## The problem
Restate the full listing word for word and leave the pictures out.

## Entries supplied
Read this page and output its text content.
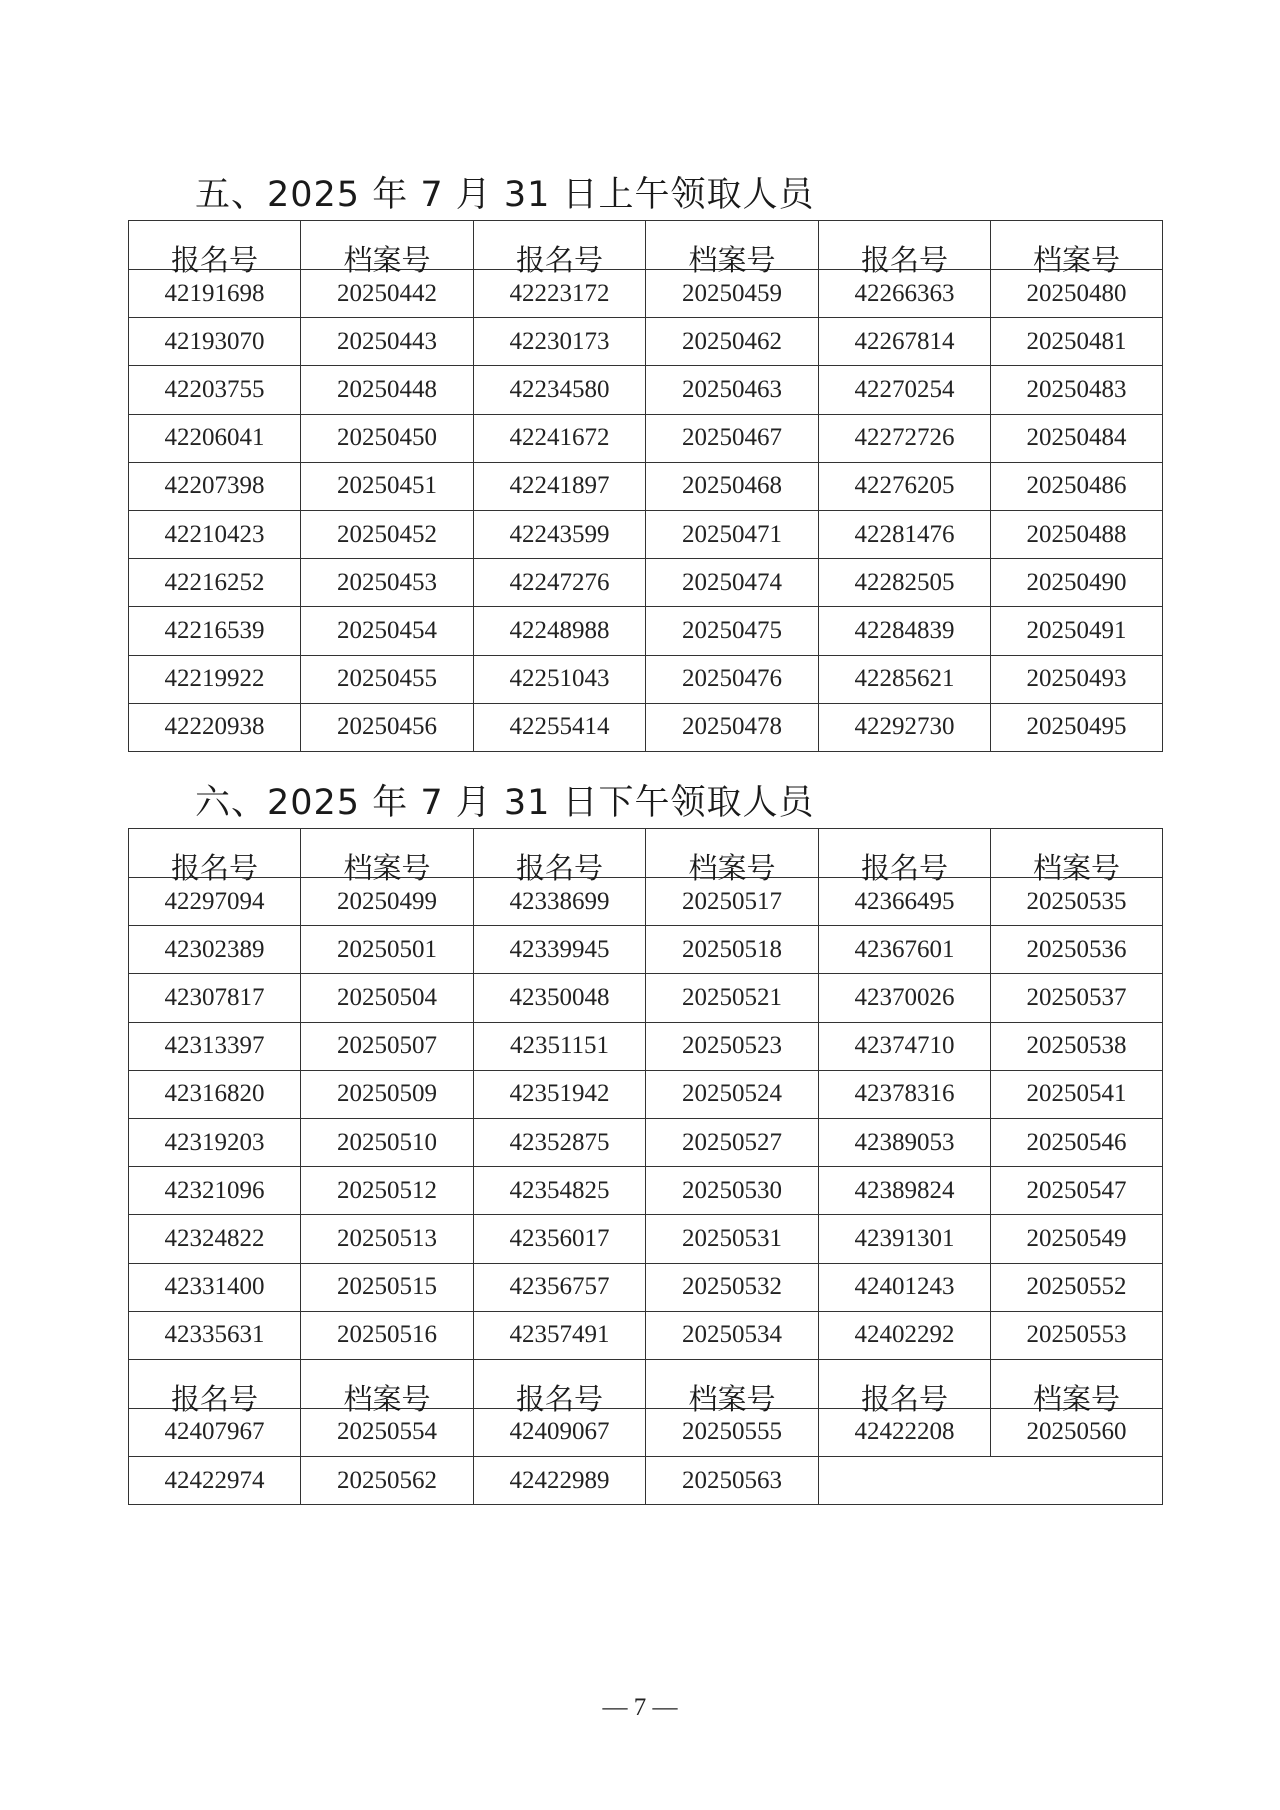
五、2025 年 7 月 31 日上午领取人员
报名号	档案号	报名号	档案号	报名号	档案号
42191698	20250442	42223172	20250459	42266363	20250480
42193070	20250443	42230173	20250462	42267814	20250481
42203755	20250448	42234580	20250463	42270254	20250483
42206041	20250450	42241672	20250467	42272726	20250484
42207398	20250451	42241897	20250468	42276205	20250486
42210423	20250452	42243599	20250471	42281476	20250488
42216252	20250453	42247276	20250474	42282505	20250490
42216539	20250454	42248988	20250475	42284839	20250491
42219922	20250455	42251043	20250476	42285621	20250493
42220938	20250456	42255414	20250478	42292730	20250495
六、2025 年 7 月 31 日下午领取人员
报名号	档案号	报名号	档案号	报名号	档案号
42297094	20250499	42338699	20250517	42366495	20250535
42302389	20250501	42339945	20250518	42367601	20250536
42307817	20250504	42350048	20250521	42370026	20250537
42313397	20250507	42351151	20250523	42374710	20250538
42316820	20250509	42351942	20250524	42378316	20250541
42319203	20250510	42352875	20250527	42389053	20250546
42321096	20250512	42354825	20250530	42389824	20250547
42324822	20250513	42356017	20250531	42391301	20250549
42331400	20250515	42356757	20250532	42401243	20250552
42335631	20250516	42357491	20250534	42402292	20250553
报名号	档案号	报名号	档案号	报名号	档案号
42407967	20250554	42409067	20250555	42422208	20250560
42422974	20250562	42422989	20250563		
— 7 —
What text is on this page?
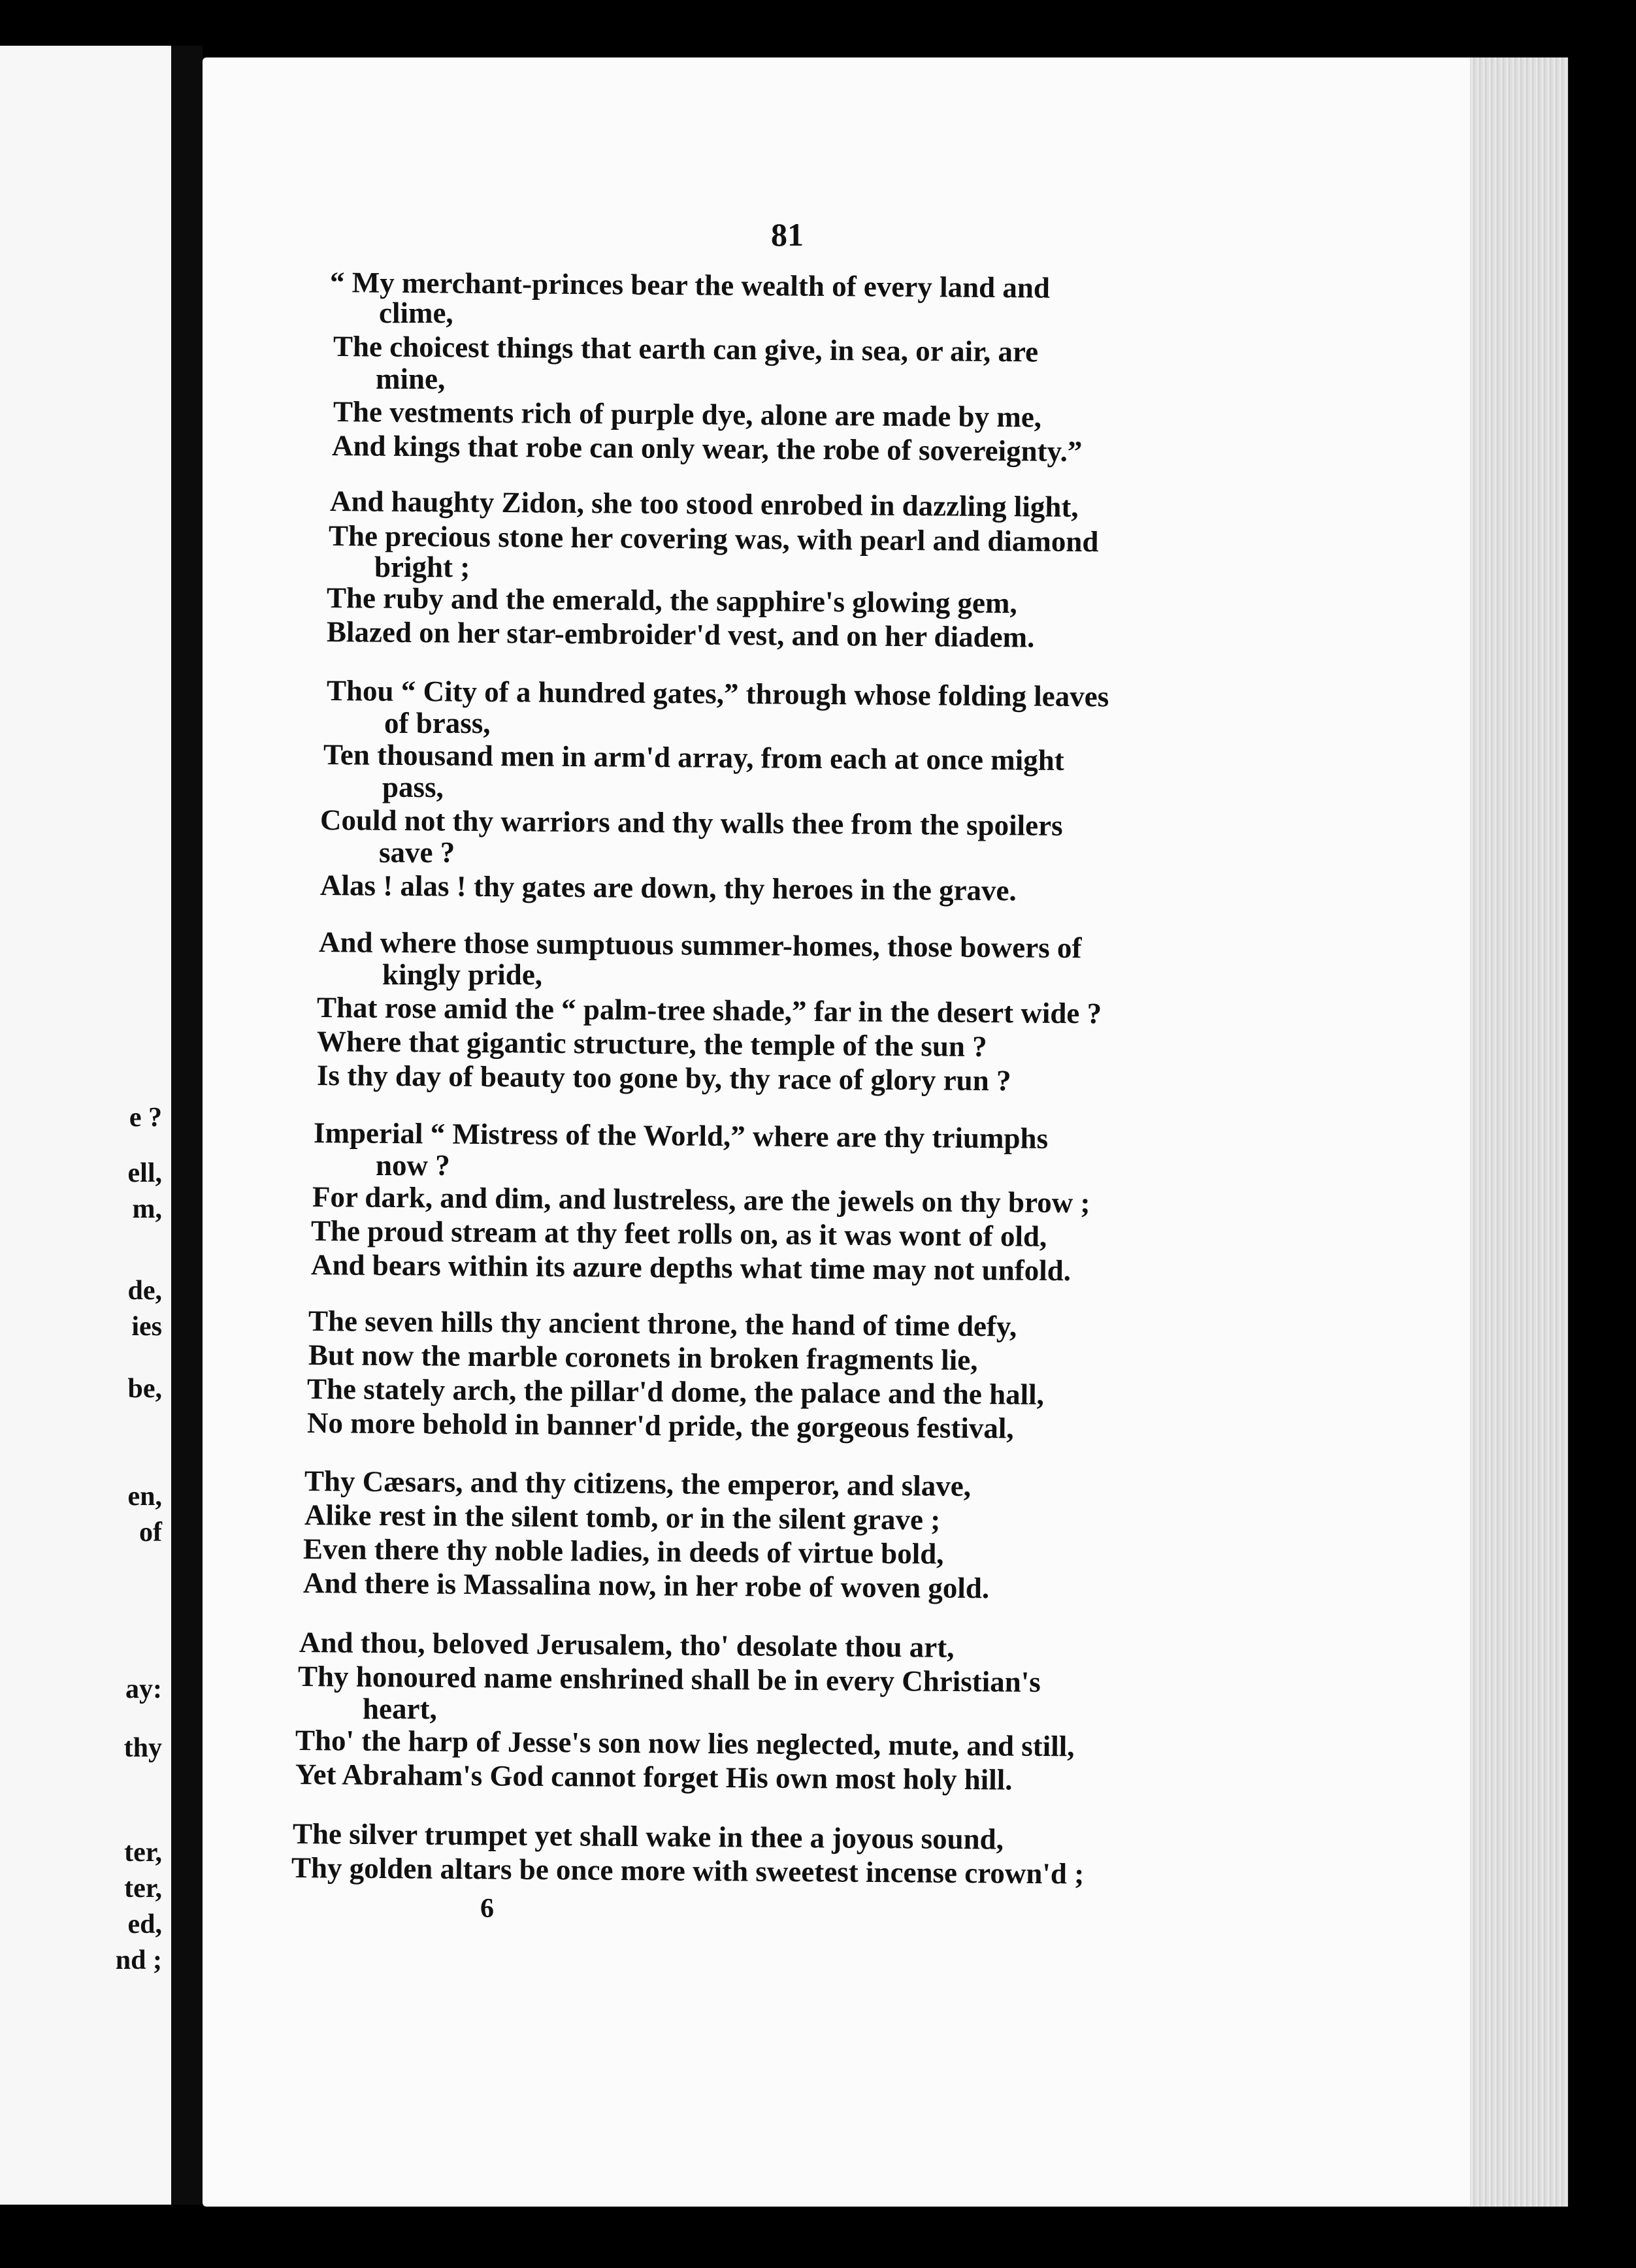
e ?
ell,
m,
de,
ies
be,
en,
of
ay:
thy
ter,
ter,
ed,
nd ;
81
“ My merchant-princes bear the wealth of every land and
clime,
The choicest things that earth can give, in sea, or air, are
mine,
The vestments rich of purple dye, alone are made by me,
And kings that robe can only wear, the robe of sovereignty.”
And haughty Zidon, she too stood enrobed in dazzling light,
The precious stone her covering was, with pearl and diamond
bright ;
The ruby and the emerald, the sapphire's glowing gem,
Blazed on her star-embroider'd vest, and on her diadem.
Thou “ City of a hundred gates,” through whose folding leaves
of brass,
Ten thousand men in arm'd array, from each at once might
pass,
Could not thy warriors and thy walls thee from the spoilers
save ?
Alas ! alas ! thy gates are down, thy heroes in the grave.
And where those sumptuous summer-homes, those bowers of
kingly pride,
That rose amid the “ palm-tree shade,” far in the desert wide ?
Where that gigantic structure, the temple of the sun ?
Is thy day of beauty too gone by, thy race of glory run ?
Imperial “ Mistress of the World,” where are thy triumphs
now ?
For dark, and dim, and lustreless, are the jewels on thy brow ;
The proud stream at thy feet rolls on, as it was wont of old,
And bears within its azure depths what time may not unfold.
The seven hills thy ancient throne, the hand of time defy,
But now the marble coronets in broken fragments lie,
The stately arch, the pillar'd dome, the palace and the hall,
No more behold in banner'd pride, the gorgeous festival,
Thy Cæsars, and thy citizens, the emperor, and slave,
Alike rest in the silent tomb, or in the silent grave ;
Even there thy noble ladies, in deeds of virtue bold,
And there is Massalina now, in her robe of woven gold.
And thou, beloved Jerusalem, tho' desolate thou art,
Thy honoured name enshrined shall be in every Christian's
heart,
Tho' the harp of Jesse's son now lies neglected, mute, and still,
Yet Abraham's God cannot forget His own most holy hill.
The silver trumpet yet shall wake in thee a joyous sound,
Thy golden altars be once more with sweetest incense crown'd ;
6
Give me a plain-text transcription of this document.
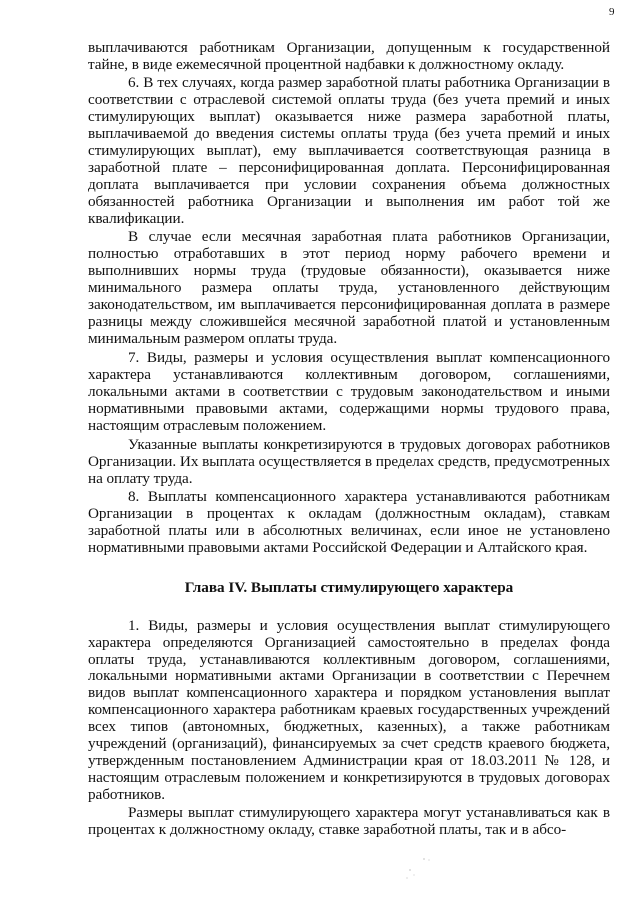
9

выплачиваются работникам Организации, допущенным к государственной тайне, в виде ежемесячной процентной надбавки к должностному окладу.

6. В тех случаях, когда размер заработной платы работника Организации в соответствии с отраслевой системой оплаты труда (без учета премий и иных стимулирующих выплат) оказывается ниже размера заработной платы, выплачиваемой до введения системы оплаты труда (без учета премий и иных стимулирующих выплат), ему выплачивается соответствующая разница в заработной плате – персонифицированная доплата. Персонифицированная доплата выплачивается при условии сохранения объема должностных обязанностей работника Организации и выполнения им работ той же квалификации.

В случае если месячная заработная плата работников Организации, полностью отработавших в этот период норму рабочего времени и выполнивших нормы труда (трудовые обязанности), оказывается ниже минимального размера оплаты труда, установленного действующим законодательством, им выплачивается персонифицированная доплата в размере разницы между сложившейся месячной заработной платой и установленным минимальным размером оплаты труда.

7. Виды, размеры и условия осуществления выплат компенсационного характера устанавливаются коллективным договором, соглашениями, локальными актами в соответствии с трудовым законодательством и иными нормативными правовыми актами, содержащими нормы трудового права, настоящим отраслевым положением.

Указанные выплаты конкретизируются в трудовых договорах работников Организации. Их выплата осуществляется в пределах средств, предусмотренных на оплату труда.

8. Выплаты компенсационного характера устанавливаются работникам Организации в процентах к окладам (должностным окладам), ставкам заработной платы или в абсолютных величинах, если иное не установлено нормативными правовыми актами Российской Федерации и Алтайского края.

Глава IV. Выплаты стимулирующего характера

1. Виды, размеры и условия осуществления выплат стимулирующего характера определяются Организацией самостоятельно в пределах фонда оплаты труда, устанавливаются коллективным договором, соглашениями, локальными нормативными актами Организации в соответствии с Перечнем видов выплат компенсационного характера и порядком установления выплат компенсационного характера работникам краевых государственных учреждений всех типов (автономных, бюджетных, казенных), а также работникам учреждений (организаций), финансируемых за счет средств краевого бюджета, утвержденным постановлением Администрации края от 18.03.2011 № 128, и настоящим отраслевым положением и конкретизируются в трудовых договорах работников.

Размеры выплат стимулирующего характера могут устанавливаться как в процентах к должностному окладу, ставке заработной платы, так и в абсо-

## Task answer
Read this page and output its text content.
五、2025 年 7 月 31 日上午领取人员
报名号	档案号	报名号	档案号	报名号	档案号
42191698	20250442	42223172	20250459	42266363	20250480
42193070	20250443	42230173	20250462	42267814	20250481
42203755	20250448	42234580	20250463	42270254	20250483
42206041	20250450	42241672	20250467	42272726	20250484
42207398	20250451	42241897	20250468	42276205	20250486
42210423	20250452	42243599	20250471	42281476	20250488
42216252	20250453	42247276	20250474	42282505	20250490
42216539	20250454	42248988	20250475	42284839	20250491
42219922	20250455	42251043	20250476	42285621	20250493
42220938	20250456	42255414	20250478	42292730	20250495
六、2025 年 7 月 31 日下午领取人员
报名号	档案号	报名号	档案号	报名号	档案号
42297094	20250499	42338699	20250517	42366495	20250535
42302389	20250501	42339945	20250518	42367601	20250536
42307817	20250504	42350048	20250521	42370026	20250537
42313397	20250507	42351151	20250523	42374710	20250538
42316820	20250509	42351942	20250524	42378316	20250541
42319203	20250510	42352875	20250527	42389053	20250546
42321096	20250512	42354825	20250530	42389824	20250547
42324822	20250513	42356017	20250531	42391301	20250549
42331400	20250515	42356757	20250532	42401243	20250552
42335631	20250516	42357491	20250534	42402292	20250553
报名号	档案号	报名号	档案号	报名号	档案号
42407967	20250554	42409067	20250555	42422208	20250560
42422974	20250562	42422989	20250563		
— 7 —
What text is on this page?
e ?
ell,
m,
de,
ies
be,
en,
of
ay:
thy
ter,
ter,
ed,
nd ;
81
“ My merchant-princes bear the wealth of every land and
clime,
The choicest things that earth can give, in sea, or air, are
mine,
The vestments rich of purple dye, alone are made by me,
And kings that robe can only wear, the robe of sovereignty.”
And haughty Zidon, she too stood enrobed in dazzling light,
The precious stone her covering was, with pearl and diamond
bright ;
The ruby and the emerald, the sapphire's glowing gem,
Blazed on her star-embroider'd vest, and on her diadem.
Thou “ City of a hundred gates,” through whose folding leaves
of brass,
Ten thousand men in arm'd array, from each at once might
pass,
Could not thy warriors and thy walls thee from the spoilers
save ?
Alas ! alas ! thy gates are down, thy heroes in the grave.
And where those sumptuous summer-homes, those bowers of
kingly pride,
That rose amid the “ palm-tree shade,” far in the desert wide ?
Where that gigantic structure, the temple of the sun ?
Is thy day of beauty too gone by, thy race of glory run ?
Imperial “ Mistress of the World,” where are thy triumphs
now ?
For dark, and dim, and lustreless, are the jewels on thy brow ;
The proud stream at thy feet rolls on, as it was wont of old,
And bears within its azure depths what time may not unfold.
The seven hills thy ancient throne, the hand of time defy,
But now the marble coronets in broken fragments lie,
The stately arch, the pillar'd dome, the palace and the hall,
No more behold in banner'd pride, the gorgeous festival,
Thy Cæsars, and thy citizens, the emperor, and slave,
Alike rest in the silent tomb, or in the silent grave ;
Even there thy noble ladies, in deeds of virtue bold,
And there is Massalina now, in her robe of woven gold.
And thou, beloved Jerusalem, tho' desolate thou art,
Thy honoured name enshrined shall be in every Christian's
heart,
Tho' the harp of Jesse's son now lies neglected, mute, and still,
Yet Abraham's God cannot forget His own most holy hill.
The silver trumpet yet shall wake in thee a joyous sound,
Thy golden altars be once more with sweetest incense crown'd ;
6
Give me a plain-text transcription of this document.
9

выплачиваются работникам Организации, допущенным к государственной тайне, в виде ежемесячной процентной надбавки к должностному окладу.

6. В тех случаях, когда размер заработной платы работника Организации в соответствии с отраслевой системой оплаты труда (без учета премий и иных стимулирующих выплат) оказывается ниже размера заработной платы, выплачиваемой до введения системы оплаты труда (без учета премий и иных стимулирующих выплат), ему выплачивается соответствующая разница в заработной плате – персонифицированная доплата. Персонифицированная доплата выплачивается при условии сохранения объема должностных обязанностей работника Организации и выполнения им работ той же квалификации.

В случае если месячная заработная плата работников Организации, полностью отработавших в этот период норму рабочего времени и выполнивших нормы труда (трудовые обязанности), оказывается ниже минимального размера оплаты труда, установленного действующим законодательством, им выплачивается персонифицированная доплата в размере разницы между сложившейся месячной заработной платой и установленным минимальным размером оплаты труда.

7. Виды, размеры и условия осуществления выплат компенсационного характера устанавливаются коллективным договором, соглашениями, локальными актами в соответствии с трудовым законодательством и иными нормативными правовыми актами, содержащими нормы трудового права, настоящим отраслевым положением.

Указанные выплаты конкретизируются в трудовых договорах работников Организации. Их выплата осуществляется в пределах средств, предусмотренных на оплату труда.

8. Выплаты компенсационного характера устанавливаются работникам Организации в процентах к окладам (должностным окладам), ставкам заработной платы или в абсолютных величинах, если иное не установлено нормативными правовыми актами Российской Федерации и Алтайского края.

Глава IV. Выплаты стимулирующего характера

1. Виды, размеры и условия осуществления выплат стимулирующего характера определяются Организацией самостоятельно в пределах фонда оплаты труда, устанавливаются коллективным договором, соглашениями, локальными нормативными актами Организации в соответствии с Перечнем видов выплат компенсационного характера и порядком установления выплат компенсационного характера работникам краевых государственных учреждений всех типов (автономных, бюджетных, казенных), а также работникам учреждений (организаций), финансируемых за счет средств краевого бюджета, утвержденным постановлением Администрации края от 18.03.2011 № 128, и настоящим отраслевым положением и конкретизируются в трудовых договорах работников.

Размеры выплат стимулирующего характера могут устанавливаться как в процентах к должностному окладу, ставке заработной платы, так и в абсо-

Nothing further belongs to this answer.